Collected data:
========================================
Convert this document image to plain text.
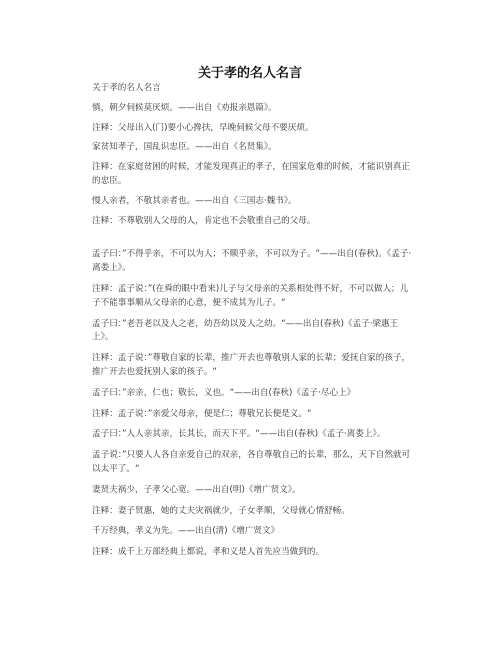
关于孝的名人名言

关于孝的名人名言

慎，朝夕伺候莫厌烦。——出自《劝报亲恩篇》。

注释：父母出入(门)要小心搀扶，早晚伺候父母不要厌烦。

家贫知孝子，国乱识忠臣。——出自《名贤集》。

注释：在家庭贫困的时候，才能发现真正的孝子，在国家危难的时候，才能识别真正的忠臣。

慢人亲者，不敬其亲者也。——出自《三国志·魏书》。

注释：不尊敬别人父母的人，肯定也不会敬重自己的父母。

孟子曰：”不得乎亲，不可以为人；不顺乎亲，不可以为子。“——出自(春秋)。《孟子·离娄上》。

注释：孟子说：”(在舜的眼中看来)儿子与父母亲的关系相处得不好，不可以做人；儿子不能事事顺从父母亲的心意，便不成其为儿子。“

孟子曰：”老吾老以及人之老，幼吾幼以及人之幼。“——出自(春秋)《孟子·梁惠王上》。

注释：孟子说：”尊敬自家的长辈，推广开去也尊敬别人家的长辈；爱抚自家的孩子，推广开去也爱抚别人家的孩子。“

孟子曰：”亲亲，仁也；敬长，义也。“——出自(春秋)《孟子·尽心上》

注释：孟子说：”亲爱父母亲，便是仁；尊敬兄长便是义。“

孟子曰：”人人亲其亲，长其长，而天下平。“——出自(春秋)《孟子·离娄上》。

孟子说：”只要人人各自亲爱自己的双亲，各自尊敬自己的长辈，那么，天下自然就可以太平了。“

妻贤夫祸少，子孝父心宽。——出自(明)《增广贤文》。

注释：妻子贤惠，她的丈夫灾祸就少，子女孝顺，父母就心情舒畅。

千万经典，孝义为先。——出自(清)《增广贤文》

注释：成千上万部经典上都说，孝和义是人首先应当做到的。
========================================
### STATED GOAL:
Show every line that contains the word "增广贤文".

### COMPLETE RESPONSE:
妻贤夫祸少，子孝父心宽。——出自(明)《增广贤文》。
千万经典，孝义为先。——出自(清)《增广贤文》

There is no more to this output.